[Figure data in JSON]
******************************

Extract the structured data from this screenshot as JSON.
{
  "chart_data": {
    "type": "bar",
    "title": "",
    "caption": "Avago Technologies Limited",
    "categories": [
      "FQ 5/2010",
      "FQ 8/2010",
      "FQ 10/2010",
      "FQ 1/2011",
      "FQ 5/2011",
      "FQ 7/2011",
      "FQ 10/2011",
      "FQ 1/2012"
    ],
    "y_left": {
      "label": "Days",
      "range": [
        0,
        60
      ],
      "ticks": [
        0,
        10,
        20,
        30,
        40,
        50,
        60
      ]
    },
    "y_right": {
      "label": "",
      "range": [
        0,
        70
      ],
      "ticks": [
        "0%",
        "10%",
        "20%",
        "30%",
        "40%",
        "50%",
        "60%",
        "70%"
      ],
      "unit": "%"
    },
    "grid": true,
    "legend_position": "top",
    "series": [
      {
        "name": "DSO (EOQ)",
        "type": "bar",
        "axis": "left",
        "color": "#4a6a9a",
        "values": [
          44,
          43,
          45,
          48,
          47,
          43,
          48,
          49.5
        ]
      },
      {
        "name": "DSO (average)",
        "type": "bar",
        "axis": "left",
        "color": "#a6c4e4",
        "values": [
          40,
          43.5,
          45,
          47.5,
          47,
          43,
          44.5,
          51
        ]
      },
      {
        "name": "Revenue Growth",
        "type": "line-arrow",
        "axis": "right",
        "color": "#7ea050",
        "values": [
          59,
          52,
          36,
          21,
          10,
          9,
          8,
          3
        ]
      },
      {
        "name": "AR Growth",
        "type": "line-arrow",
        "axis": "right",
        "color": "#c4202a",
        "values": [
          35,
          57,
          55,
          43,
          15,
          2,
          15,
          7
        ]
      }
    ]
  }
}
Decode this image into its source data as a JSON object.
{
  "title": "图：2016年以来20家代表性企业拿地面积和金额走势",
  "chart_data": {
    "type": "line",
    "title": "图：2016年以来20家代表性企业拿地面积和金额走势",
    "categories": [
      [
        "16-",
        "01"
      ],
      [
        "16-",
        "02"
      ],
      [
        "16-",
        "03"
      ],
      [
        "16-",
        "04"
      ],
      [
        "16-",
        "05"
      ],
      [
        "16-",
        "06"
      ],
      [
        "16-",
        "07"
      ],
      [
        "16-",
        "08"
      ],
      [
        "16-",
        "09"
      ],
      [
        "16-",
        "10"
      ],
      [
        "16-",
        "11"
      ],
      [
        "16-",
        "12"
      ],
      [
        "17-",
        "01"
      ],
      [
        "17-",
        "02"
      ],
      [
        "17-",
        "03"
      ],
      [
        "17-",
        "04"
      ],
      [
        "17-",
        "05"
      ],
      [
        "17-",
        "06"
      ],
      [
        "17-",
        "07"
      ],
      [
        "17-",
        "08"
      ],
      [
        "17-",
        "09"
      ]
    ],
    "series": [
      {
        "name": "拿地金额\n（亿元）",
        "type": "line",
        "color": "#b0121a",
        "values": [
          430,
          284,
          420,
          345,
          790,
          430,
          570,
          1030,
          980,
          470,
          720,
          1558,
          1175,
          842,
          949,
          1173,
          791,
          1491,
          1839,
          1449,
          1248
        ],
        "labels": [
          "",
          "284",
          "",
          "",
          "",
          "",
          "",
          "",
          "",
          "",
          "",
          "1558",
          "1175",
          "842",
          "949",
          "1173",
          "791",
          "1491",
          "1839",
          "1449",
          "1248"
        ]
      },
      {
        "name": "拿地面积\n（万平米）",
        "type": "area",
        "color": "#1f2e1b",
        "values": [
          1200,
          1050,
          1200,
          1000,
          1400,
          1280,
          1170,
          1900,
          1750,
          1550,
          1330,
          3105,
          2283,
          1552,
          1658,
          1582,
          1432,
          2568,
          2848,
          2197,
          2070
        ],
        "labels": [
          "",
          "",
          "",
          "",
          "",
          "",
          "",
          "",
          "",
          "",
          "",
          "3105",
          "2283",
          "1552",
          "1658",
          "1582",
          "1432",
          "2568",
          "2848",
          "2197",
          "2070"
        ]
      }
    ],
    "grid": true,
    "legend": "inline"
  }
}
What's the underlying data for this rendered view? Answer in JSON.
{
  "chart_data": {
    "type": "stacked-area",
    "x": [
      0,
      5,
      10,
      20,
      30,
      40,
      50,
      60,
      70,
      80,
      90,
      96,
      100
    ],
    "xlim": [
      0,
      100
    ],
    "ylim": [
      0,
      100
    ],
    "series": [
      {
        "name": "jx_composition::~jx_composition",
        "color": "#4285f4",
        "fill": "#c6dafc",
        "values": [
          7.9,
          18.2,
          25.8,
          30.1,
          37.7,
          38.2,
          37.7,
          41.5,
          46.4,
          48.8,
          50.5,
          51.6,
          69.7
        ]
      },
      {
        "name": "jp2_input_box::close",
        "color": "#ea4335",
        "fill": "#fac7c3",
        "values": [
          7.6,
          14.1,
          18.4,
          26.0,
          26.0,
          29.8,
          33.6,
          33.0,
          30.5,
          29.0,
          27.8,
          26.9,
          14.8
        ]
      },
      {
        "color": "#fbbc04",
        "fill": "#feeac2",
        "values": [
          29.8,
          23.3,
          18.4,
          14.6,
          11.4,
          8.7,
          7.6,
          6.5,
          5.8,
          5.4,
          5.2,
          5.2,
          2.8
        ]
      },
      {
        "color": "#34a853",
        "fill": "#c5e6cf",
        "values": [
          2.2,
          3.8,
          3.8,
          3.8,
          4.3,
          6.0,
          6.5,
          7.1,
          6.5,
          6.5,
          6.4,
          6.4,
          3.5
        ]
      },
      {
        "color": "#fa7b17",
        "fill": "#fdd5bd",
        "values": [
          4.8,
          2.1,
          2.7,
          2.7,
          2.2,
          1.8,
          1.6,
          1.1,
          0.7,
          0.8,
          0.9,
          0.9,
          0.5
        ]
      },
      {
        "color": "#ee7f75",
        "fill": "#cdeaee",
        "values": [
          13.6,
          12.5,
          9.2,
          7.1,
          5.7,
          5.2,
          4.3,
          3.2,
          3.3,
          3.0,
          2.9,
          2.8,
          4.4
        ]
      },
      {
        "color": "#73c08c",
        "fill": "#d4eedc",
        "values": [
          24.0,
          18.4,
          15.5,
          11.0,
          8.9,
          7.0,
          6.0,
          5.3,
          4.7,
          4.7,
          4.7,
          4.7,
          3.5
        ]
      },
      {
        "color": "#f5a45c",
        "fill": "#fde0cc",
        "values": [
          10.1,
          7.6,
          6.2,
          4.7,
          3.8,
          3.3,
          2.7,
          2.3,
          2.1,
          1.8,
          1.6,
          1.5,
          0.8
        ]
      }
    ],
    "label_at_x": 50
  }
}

******************************

# Goal of the exercise
Extract the complete listing verbatim.

# Final result
Extract the structured data from this screenshot as JSON.
{
  "chart_data": {
    "type": "bar",
    "title": "",
    "caption": "Avago Technologies Limited",
    "categories": [
      "FQ 5/2010",
      "FQ 8/2010",
      "FQ 10/2010",
      "FQ 1/2011",
      "FQ 5/2011",
      "FQ 7/2011",
      "FQ 10/2011",
      "FQ 1/2012"
    ],
    "y_left": {
      "label": "Days",
      "range": [
        0,
        60
      ],
      "ticks": [
        0,
        10,
        20,
        30,
        40,
        50,
        60
      ]
    },
    "y_right": {
      "label": "",
      "range": [
        0,
        70
      ],
      "ticks": [
        "0%",
        "10%",
        "20%",
        "30%",
        "40%",
        "50%",
        "60%",
        "70%"
      ],
      "unit": "%"
    },
    "grid": true,
    "legend_position": "top",
    "series": [
      {
        "name": "DSO (EOQ)",
        "type": "bar",
        "axis": "left",
        "color": "#4a6a9a",
        "values": [
          44,
          43,
          45,
          48,
          47,
          43,
          48,
          49.5
        ]
      },
      {
        "name": "DSO (average)",
        "type": "bar",
        "axis": "left",
        "color": "#a6c4e4",
        "values": [
          40,
          43.5,
          45,
          47.5,
          47,
          43,
          44.5,
          51
        ]
      },
      {
        "name": "Revenue Growth",
        "type": "line-arrow",
        "axis": "right",
        "color": "#7ea050",
        "values": [
          59,
          52,
          36,
          21,
          10,
          9,
          8,
          3
        ]
      },
      {
        "name": "AR Growth",
        "type": "line-arrow",
        "axis": "right",
        "color": "#c4202a",
        "values": [
          35,
          57,
          55,
          43,
          15,
          2,
          15,
          7
        ]
      }
    ]
  }
}
Decode this image into its source data as a JSON object.
{
  "title": "图：2016年以来20家代表性企业拿地面积和金额走势",
  "chart_data": {
    "type": "line",
    "title": "图：2016年以来20家代表性企业拿地面积和金额走势",
    "categories": [
      [
        "16-",
        "01"
      ],
      [
        "16-",
        "02"
      ],
      [
        "16-",
        "03"
      ],
      [
        "16-",
        "04"
      ],
      [
        "16-",
        "05"
      ],
      [
        "16-",
        "06"
      ],
      [
        "16-",
        "07"
      ],
      [
        "16-",
        "08"
      ],
      [
        "16-",
        "09"
      ],
      [
        "16-",
        "10"
      ],
      [
        "16-",
        "11"
      ],
      [
        "16-",
        "12"
      ],
      [
        "17-",
        "01"
      ],
      [
        "17-",
        "02"
      ],
      [
        "17-",
        "03"
      ],
      [
        "17-",
        "04"
      ],
      [
        "17-",
        "05"
      ],
      [
        "17-",
        "06"
      ],
      [
        "17-",
        "07"
      ],
      [
        "17-",
        "08"
      ],
      [
        "17-",
        "09"
      ]
    ],
    "series": [
      {
        "name": "拿地金额\n（亿元）",
        "type": "line",
        "color": "#b0121a",
        "values": [
          430,
          284,
          420,
          345,
          790,
          430,
          570,
          1030,
          980,
          470,
          720,
          1558,
          1175,
          842,
          949,
          1173,
          791,
          1491,
          1839,
          1449,
          1248
        ],
        "labels": [
          "",
          "284",
          "",
          "",
          "",
          "",
          "",
          "",
          "",
          "",
          "",
          "1558",
          "1175",
          "842",
          "949",
          "1173",
          "791",
          "1491",
          "1839",
          "1449",
          "1248"
        ]
      },
      {
        "name": "拿地面积\n（万平米）",
        "type": "area",
        "color": "#1f2e1b",
        "values": [
          1200,
          1050,
          1200,
          1000,
          1400,
          1280,
          1170,
          1900,
          1750,
          1550,
          1330,
          3105,
          2283,
          1552,
          1658,
          1582,
          1432,
          2568,
          2848,
          2197,
          2070
        ],
        "labels": [
          "",
          "",
          "",
          "",
          "",
          "",
          "",
          "",
          "",
          "",
          "",
          "3105",
          "2283",
          "1552",
          "1658",
          "1582",
          "1432",
          "2568",
          "2848",
          "2197",
          "2070"
        ]
      }
    ],
    "grid": true,
    "legend": "inline"
  }
}
What's the underlying data for this rendered view? Answer in JSON.
{
  "chart_data": {
    "type": "stacked-area",
    "x": [
      0,
      5,
      10,
      20,
      30,
      40,
      50,
      60,
      70,
      80,
      90,
      96,
      100
    ],
    "xlim": [
      0,
      100
    ],
    "ylim": [
      0,
      100
    ],
    "series": [
      {
        "name": "jx_composition::~jx_composition",
        "color": "#4285f4",
        "fill": "#c6dafc",
        "values": [
          7.9,
          18.2,
          25.8,
          30.1,
          37.7,
          38.2,
          37.7,
          41.5,
          46.4,
          48.8,
          50.5,
          51.6,
          69.7
        ]
      },
      {
        "name": "jp2_input_box::close",
        "color": "#ea4335",
        "fill": "#fac7c3",
        "values": [
          7.6,
          14.1,
          18.4,
          26.0,
          26.0,
          29.8,
          33.6,
          33.0,
          30.5,
          29.0,
          27.8,
          26.9,
          14.8
        ]
      },
      {
        "color": "#fbbc04",
        "fill": "#feeac2",
        "values": [
          29.8,
          23.3,
          18.4,
          14.6,
          11.4,
          8.7,
          7.6,
          6.5,
          5.8,
          5.4,
          5.2,
          5.2,
          2.8
        ]
      },
      {
        "color": "#34a853",
        "fill": "#c5e6cf",
        "values": [
          2.2,
          3.8,
          3.8,
          3.8,
          4.3,
          6.0,
          6.5,
          7.1,
          6.5,
          6.5,
          6.4,
          6.4,
          3.5
        ]
      },
      {
        "color": "#fa7b17",
        "fill": "#fdd5bd",
        "values": [
          4.8,
          2.1,
          2.7,
          2.7,
          2.2,
          1.8,
          1.6,
          1.1,
          0.7,
          0.8,
          0.9,
          0.9,
          0.5
        ]
      },
      {
        "color": "#ee7f75",
        "fill": "#cdeaee",
        "values": [
          13.6,
          12.5,
          9.2,
          7.1,
          5.7,
          5.2,
          4.3,
          3.2,
          3.3,
          3.0,
          2.9,
          2.8,
          4.4
        ]
      },
      {
        "color": "#73c08c",
        "fill": "#d4eedc",
        "values": [
          24.0,
          18.4,
          15.5,
          11.0,
          8.9,
          7.0,
          6.0,
          5.3,
          4.7,
          4.7,
          4.7,
          4.7,
          3.5
        ]
      },
      {
        "color": "#f5a45c",
        "fill": "#fde0cc",
        "values": [
          10.1,
          7.6,
          6.2,
          4.7,
          3.8,
          3.3,
          2.7,
          2.3,
          2.1,
          1.8,
          1.6,
          1.5,
          0.8
        ]
      }
    ],
    "label_at_x": 50
  }
}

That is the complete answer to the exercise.